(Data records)
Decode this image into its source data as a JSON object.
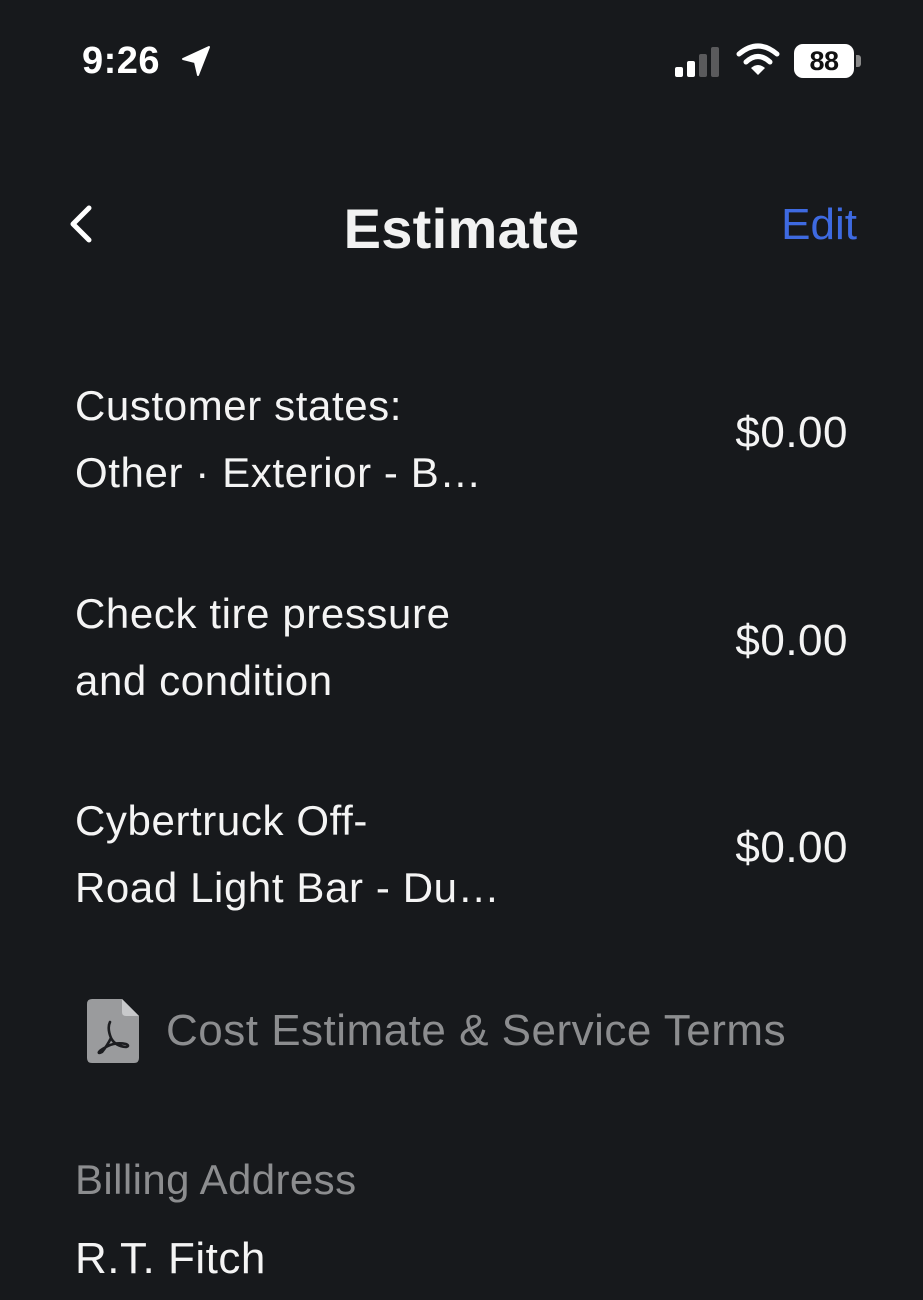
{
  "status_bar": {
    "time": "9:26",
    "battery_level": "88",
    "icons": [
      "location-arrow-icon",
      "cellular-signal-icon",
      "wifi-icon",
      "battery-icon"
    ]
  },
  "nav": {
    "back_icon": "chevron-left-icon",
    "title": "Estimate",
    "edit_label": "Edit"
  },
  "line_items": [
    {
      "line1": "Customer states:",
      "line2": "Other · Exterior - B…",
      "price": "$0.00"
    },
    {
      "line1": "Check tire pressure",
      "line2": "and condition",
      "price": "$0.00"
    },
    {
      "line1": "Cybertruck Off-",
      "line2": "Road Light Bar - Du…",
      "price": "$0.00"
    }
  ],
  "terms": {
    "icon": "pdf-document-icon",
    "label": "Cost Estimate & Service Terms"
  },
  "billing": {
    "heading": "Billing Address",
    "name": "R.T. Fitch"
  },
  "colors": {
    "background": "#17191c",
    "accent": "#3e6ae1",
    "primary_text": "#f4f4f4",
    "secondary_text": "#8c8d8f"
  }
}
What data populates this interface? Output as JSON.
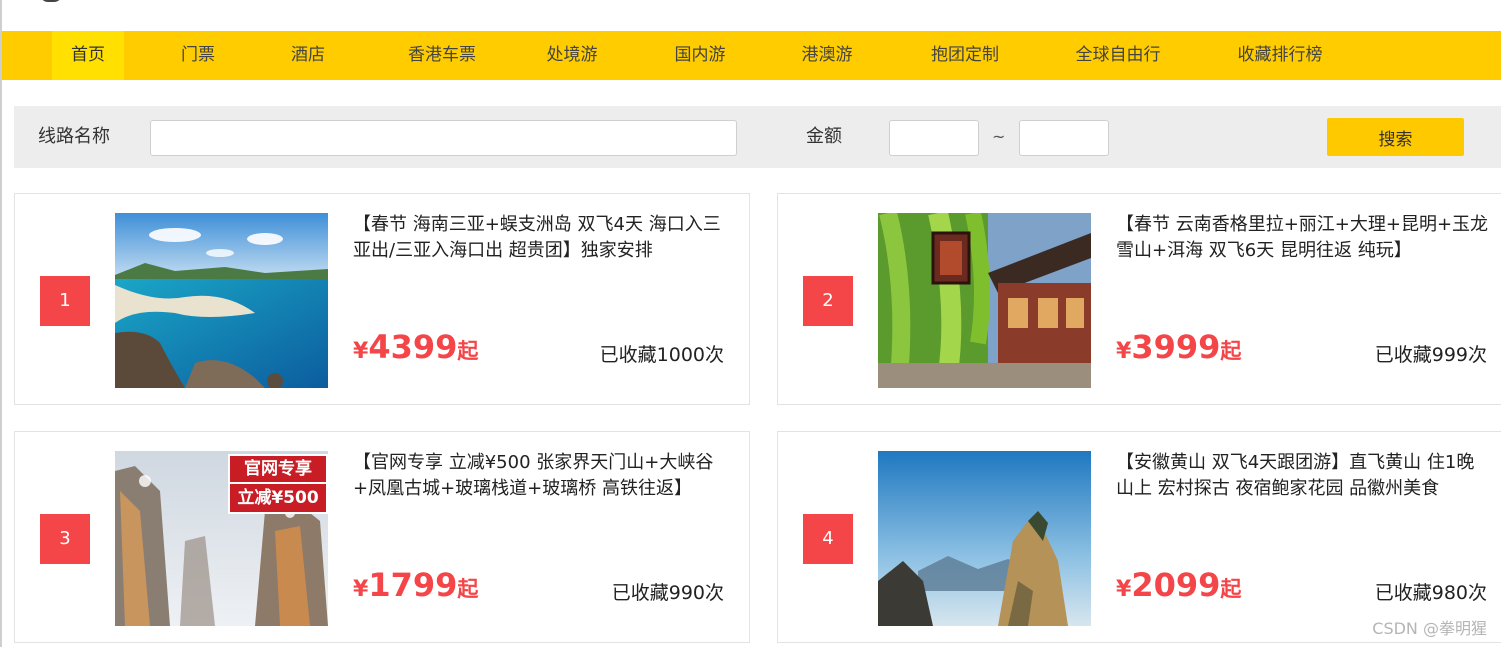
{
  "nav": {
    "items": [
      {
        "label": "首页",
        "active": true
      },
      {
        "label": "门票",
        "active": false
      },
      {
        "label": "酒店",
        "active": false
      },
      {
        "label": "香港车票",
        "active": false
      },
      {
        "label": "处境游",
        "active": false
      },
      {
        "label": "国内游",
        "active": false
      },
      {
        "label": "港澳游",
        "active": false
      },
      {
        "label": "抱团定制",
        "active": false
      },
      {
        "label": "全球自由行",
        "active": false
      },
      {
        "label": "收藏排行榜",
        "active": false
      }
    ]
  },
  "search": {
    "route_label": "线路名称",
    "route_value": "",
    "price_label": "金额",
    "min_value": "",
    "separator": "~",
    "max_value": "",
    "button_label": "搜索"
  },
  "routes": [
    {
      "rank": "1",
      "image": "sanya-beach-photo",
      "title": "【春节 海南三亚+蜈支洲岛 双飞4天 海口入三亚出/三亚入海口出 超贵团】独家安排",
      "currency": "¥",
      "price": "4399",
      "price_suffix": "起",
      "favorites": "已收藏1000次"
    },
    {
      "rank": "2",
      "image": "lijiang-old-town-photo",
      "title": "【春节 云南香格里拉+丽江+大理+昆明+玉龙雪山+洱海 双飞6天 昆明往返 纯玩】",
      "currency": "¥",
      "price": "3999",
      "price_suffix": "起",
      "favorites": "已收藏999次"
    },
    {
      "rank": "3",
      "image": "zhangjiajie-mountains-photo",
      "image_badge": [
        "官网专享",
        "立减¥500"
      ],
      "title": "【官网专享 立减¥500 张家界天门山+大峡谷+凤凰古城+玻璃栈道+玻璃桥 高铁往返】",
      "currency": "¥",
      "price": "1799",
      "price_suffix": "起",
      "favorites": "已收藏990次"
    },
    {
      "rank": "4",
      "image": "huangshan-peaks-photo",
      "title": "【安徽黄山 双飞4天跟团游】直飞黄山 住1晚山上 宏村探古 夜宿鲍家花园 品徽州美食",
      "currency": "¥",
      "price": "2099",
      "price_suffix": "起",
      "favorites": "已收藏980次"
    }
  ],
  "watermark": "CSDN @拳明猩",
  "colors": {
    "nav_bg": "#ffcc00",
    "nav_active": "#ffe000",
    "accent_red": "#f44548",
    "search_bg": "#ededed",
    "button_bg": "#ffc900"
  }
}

WORK TO DO – Omit the pictures and output all of the other material exactly.

EXERCISE SOLUTION –
Decode this image into its source data as a JSON object.
{
  "status_bar": {
    "time": "9:26",
    "battery_level": "88",
    "icons": [
      "location-arrow-icon",
      "cellular-signal-icon",
      "wifi-icon",
      "battery-icon"
    ]
  },
  "nav": {
    "back_icon": "chevron-left-icon",
    "title": "Estimate",
    "edit_label": "Edit"
  },
  "line_items": [
    {
      "line1": "Customer states:",
      "line2": "Other · Exterior - B…",
      "price": "$0.00"
    },
    {
      "line1": "Check tire pressure",
      "line2": "and condition",
      "price": "$0.00"
    },
    {
      "line1": "Cybertruck Off-",
      "line2": "Road Light Bar - Du…",
      "price": "$0.00"
    }
  ],
  "terms": {
    "icon": "pdf-document-icon",
    "label": "Cost Estimate & Service Terms"
  },
  "billing": {
    "heading": "Billing Address",
    "name": "R.T. Fitch"
  },
  "colors": {
    "background": "#17191c",
    "accent": "#3e6ae1",
    "primary_text": "#f4f4f4",
    "secondary_text": "#8c8d8f"
  }
}
What data populates this interface? Output as JSON.
{
  "nav": {
    "items": [
      {
        "label": "首页",
        "active": true
      },
      {
        "label": "门票",
        "active": false
      },
      {
        "label": "酒店",
        "active": false
      },
      {
        "label": "香港车票",
        "active": false
      },
      {
        "label": "处境游",
        "active": false
      },
      {
        "label": "国内游",
        "active": false
      },
      {
        "label": "港澳游",
        "active": false
      },
      {
        "label": "抱团定制",
        "active": false
      },
      {
        "label": "全球自由行",
        "active": false
      },
      {
        "label": "收藏排行榜",
        "active": false
      }
    ]
  },
  "search": {
    "route_label": "线路名称",
    "route_value": "",
    "price_label": "金额",
    "min_value": "",
    "separator": "~",
    "max_value": "",
    "button_label": "搜索"
  },
  "routes": [
    {
      "rank": "1",
      "image": "sanya-beach-photo",
      "title": "【春节 海南三亚+蜈支洲岛 双飞4天 海口入三亚出/三亚入海口出 超贵团】独家安排",
      "currency": "¥",
      "price": "4399",
      "price_suffix": "起",
      "favorites": "已收藏1000次"
    },
    {
      "rank": "2",
      "image": "lijiang-old-town-photo",
      "title": "【春节 云南香格里拉+丽江+大理+昆明+玉龙雪山+洱海 双飞6天 昆明往返 纯玩】",
      "currency": "¥",
      "price": "3999",
      "price_suffix": "起",
      "favorites": "已收藏999次"
    },
    {
      "rank": "3",
      "image": "zhangjiajie-mountains-photo",
      "image_badge": [
        "官网专享",
        "立减¥500"
      ],
      "title": "【官网专享 立减¥500 张家界天门山+大峡谷+凤凰古城+玻璃栈道+玻璃桥 高铁往返】",
      "currency": "¥",
      "price": "1799",
      "price_suffix": "起",
      "favorites": "已收藏990次"
    },
    {
      "rank": "4",
      "image": "huangshan-peaks-photo",
      "title": "【安徽黄山 双飞4天跟团游】直飞黄山 住1晚山上 宏村探古 夜宿鲍家花园 品徽州美食",
      "currency": "¥",
      "price": "2099",
      "price_suffix": "起",
      "favorites": "已收藏980次"
    }
  ],
  "watermark": "CSDN @拳明猩",
  "colors": {
    "nav_bg": "#ffcc00",
    "nav_active": "#ffe000",
    "accent_red": "#f44548",
    "search_bg": "#ededed",
    "button_bg": "#ffc900"
  }
}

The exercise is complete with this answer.